◆ Exercise instructions:
Look through the data below. Show each line where the string "object" occurs.

◆ Dataset extract:
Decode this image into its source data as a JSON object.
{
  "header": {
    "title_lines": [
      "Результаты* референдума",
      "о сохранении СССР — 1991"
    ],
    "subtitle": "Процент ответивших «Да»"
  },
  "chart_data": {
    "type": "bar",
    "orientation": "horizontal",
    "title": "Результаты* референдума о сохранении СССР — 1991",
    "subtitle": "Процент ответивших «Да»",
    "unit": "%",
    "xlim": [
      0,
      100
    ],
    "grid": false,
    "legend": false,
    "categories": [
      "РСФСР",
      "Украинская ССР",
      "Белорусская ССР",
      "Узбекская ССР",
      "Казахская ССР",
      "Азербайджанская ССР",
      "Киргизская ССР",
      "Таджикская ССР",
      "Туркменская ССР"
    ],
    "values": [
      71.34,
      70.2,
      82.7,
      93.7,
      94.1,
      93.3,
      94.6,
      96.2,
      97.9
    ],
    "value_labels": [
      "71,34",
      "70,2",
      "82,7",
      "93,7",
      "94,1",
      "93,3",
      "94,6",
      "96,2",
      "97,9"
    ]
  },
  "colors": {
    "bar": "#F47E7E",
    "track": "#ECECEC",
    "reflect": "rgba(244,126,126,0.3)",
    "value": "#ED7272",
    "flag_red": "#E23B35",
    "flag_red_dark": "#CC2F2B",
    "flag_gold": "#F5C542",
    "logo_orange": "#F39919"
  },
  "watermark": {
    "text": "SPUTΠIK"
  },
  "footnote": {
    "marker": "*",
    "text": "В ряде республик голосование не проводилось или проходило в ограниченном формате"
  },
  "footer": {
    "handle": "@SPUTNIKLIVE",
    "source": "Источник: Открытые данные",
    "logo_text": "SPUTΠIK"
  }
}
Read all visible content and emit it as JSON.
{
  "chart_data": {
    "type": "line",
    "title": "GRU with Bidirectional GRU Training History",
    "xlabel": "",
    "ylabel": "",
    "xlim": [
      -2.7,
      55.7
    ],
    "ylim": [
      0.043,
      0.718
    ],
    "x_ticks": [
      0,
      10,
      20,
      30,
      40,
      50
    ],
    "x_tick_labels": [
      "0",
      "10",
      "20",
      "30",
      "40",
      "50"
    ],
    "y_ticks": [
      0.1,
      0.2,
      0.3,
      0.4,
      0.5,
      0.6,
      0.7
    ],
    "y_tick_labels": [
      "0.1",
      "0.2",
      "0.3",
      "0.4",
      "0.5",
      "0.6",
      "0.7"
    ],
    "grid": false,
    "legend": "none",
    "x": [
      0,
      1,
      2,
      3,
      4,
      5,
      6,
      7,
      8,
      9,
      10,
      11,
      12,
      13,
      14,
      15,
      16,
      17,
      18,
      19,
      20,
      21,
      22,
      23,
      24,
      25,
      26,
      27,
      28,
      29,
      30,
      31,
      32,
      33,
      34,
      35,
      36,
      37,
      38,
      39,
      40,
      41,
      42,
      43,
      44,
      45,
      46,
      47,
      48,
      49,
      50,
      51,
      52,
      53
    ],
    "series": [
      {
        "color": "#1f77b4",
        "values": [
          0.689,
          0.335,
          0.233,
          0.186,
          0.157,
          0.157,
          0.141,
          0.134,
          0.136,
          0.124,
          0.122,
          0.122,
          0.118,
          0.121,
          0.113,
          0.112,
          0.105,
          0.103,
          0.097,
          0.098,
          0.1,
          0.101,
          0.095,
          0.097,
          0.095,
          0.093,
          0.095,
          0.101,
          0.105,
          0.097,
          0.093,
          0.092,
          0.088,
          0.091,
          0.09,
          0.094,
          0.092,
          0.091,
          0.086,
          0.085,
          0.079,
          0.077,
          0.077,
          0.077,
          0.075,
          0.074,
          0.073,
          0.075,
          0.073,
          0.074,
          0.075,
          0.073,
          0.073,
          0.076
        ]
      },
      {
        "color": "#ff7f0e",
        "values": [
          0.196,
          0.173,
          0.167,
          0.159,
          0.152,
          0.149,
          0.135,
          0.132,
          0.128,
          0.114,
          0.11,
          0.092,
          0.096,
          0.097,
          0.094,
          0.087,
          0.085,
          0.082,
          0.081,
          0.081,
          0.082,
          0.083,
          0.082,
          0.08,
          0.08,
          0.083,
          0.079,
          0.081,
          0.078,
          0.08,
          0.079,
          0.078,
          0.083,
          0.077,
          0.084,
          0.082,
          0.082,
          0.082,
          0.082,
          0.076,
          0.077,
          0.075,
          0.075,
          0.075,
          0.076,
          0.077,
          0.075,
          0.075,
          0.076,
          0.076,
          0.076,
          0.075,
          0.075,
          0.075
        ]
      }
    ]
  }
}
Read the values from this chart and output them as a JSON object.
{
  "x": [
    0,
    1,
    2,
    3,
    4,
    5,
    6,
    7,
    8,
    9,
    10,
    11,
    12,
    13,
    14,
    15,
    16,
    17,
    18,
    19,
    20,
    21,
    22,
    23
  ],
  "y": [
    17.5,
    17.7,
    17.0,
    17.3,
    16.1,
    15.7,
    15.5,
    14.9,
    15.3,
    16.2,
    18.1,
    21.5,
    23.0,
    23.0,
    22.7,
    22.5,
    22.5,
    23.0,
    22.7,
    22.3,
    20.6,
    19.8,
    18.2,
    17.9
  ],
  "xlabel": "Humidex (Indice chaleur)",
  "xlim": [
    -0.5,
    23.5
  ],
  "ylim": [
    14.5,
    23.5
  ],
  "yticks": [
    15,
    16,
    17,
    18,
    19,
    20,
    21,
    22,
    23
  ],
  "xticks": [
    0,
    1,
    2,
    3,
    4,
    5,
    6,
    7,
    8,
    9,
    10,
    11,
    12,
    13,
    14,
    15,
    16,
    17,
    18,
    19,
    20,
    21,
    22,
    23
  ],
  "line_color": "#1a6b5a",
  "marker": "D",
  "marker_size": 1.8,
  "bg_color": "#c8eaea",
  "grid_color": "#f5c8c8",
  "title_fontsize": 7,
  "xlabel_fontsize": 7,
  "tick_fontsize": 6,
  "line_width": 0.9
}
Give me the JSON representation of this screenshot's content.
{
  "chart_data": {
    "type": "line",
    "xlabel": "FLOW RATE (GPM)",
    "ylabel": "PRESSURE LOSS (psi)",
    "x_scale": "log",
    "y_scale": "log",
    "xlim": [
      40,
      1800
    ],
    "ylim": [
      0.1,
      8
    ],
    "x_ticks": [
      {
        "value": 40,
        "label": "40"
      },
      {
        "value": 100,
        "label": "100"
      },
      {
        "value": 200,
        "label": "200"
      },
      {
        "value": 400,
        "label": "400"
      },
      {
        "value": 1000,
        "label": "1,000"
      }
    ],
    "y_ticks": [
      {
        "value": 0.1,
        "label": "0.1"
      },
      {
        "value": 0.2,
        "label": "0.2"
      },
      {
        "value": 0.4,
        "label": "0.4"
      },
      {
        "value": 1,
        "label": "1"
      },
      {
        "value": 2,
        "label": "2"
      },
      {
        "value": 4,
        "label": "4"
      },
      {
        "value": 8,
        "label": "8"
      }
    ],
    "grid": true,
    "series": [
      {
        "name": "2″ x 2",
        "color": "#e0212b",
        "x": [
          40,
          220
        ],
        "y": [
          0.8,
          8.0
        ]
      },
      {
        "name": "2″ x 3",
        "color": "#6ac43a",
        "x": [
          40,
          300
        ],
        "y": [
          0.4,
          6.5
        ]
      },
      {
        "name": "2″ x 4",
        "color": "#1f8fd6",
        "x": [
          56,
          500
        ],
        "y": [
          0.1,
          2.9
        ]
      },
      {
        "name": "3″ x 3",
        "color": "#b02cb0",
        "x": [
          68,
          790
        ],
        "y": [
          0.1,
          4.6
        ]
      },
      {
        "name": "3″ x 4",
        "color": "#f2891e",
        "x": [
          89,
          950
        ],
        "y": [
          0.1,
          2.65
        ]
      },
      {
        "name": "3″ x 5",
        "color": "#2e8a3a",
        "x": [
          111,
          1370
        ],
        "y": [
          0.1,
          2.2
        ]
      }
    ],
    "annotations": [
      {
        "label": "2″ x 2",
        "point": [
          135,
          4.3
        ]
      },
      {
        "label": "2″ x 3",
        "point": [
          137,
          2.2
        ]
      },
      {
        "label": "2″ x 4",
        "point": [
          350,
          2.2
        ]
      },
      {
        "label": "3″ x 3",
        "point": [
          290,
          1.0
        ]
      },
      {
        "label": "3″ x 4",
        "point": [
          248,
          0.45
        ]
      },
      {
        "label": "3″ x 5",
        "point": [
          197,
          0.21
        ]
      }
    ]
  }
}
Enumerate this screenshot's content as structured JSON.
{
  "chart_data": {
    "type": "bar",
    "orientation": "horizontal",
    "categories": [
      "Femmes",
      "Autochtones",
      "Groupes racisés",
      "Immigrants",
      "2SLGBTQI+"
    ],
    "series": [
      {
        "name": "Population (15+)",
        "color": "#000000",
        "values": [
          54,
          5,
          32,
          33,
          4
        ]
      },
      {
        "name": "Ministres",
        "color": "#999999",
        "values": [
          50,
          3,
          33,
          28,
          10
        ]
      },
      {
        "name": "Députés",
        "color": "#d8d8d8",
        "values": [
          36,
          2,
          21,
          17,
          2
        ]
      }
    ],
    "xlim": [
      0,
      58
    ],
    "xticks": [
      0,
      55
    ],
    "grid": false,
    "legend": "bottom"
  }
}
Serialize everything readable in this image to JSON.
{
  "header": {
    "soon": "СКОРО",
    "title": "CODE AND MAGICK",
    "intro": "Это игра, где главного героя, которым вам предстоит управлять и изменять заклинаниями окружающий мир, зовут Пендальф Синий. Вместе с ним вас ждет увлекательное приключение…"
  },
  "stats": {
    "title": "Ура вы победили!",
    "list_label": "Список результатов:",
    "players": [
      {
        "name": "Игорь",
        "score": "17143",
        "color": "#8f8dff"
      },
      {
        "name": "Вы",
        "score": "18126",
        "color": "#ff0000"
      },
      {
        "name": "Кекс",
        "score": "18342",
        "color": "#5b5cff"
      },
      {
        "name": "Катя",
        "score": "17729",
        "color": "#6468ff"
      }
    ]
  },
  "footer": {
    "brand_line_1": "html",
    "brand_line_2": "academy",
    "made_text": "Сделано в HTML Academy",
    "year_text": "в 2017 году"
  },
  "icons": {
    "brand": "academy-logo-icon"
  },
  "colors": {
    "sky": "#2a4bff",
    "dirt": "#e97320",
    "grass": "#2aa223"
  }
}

◆ Answer for this exercise:
Decode this image into its source data as a JSON object.
Read the values from this chart and output them as a JSON object.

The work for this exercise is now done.